** start **
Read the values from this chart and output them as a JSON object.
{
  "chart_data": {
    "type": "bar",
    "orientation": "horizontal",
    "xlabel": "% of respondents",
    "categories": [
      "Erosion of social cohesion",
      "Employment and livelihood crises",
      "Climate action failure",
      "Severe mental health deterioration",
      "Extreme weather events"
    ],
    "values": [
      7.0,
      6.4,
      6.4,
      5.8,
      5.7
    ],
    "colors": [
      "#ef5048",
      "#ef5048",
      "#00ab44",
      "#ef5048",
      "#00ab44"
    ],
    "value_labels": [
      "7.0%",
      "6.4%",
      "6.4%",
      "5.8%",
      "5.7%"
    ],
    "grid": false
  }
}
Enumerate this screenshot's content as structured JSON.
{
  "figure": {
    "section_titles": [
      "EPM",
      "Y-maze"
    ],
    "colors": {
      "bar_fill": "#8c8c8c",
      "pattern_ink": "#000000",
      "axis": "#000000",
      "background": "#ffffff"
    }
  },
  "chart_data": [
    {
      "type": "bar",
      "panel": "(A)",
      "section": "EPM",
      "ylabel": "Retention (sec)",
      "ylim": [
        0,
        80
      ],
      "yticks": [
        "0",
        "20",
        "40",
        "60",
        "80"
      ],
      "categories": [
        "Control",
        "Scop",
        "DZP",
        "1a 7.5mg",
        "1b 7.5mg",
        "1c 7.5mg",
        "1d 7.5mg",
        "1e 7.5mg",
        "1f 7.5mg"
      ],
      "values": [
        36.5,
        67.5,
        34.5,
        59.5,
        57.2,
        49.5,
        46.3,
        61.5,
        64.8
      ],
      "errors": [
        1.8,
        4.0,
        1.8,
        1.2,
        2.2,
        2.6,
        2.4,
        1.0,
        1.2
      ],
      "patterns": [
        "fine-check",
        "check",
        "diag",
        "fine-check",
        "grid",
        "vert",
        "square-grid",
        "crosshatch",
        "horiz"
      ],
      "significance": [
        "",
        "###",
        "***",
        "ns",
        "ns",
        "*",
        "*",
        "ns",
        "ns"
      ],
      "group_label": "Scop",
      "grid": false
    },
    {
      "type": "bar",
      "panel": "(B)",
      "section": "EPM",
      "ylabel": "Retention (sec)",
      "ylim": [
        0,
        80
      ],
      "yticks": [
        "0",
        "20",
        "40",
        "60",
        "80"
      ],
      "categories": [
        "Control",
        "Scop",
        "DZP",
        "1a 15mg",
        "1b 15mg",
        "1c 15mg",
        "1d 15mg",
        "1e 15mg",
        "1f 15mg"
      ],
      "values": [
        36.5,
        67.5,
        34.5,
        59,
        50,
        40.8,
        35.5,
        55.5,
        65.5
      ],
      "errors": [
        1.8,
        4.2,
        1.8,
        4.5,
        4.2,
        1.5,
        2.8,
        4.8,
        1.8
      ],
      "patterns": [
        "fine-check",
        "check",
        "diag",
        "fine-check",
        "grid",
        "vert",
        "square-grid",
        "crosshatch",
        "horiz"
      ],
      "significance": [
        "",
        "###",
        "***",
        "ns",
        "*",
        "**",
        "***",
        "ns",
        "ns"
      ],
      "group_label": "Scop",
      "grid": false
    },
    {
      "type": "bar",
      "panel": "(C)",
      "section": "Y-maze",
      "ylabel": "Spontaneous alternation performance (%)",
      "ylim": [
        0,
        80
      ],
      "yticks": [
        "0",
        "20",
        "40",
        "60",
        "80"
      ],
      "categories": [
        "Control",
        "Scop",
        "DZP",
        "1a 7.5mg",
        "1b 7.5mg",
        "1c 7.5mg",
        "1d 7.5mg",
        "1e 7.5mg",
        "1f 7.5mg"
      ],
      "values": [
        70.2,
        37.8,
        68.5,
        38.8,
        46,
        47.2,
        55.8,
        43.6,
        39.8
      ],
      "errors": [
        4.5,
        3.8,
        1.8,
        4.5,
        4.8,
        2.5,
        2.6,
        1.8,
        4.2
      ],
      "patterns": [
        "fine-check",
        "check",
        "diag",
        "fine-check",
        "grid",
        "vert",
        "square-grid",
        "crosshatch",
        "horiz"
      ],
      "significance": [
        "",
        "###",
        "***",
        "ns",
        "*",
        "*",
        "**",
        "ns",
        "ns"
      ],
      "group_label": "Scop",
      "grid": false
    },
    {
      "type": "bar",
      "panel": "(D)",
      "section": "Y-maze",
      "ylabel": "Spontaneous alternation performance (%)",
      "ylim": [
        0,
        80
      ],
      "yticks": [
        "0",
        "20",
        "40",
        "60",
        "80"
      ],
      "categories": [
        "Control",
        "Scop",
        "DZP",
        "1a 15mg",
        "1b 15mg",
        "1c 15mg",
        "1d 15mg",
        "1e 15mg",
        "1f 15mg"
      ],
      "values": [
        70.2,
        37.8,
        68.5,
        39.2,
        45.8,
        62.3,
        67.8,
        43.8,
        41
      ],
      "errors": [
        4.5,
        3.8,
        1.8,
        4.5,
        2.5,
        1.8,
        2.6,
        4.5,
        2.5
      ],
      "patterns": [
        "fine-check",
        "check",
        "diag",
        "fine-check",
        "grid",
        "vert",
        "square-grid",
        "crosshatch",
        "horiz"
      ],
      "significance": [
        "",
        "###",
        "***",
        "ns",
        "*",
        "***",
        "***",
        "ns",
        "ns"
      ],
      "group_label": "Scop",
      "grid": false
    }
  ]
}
** end **
> _Given task_: Pull out each line of the entries that contains "JSON".

> _The solution_:
Read the values from this chart and output them as a JSON object.
Enumerate this screenshot's content as structured JSON.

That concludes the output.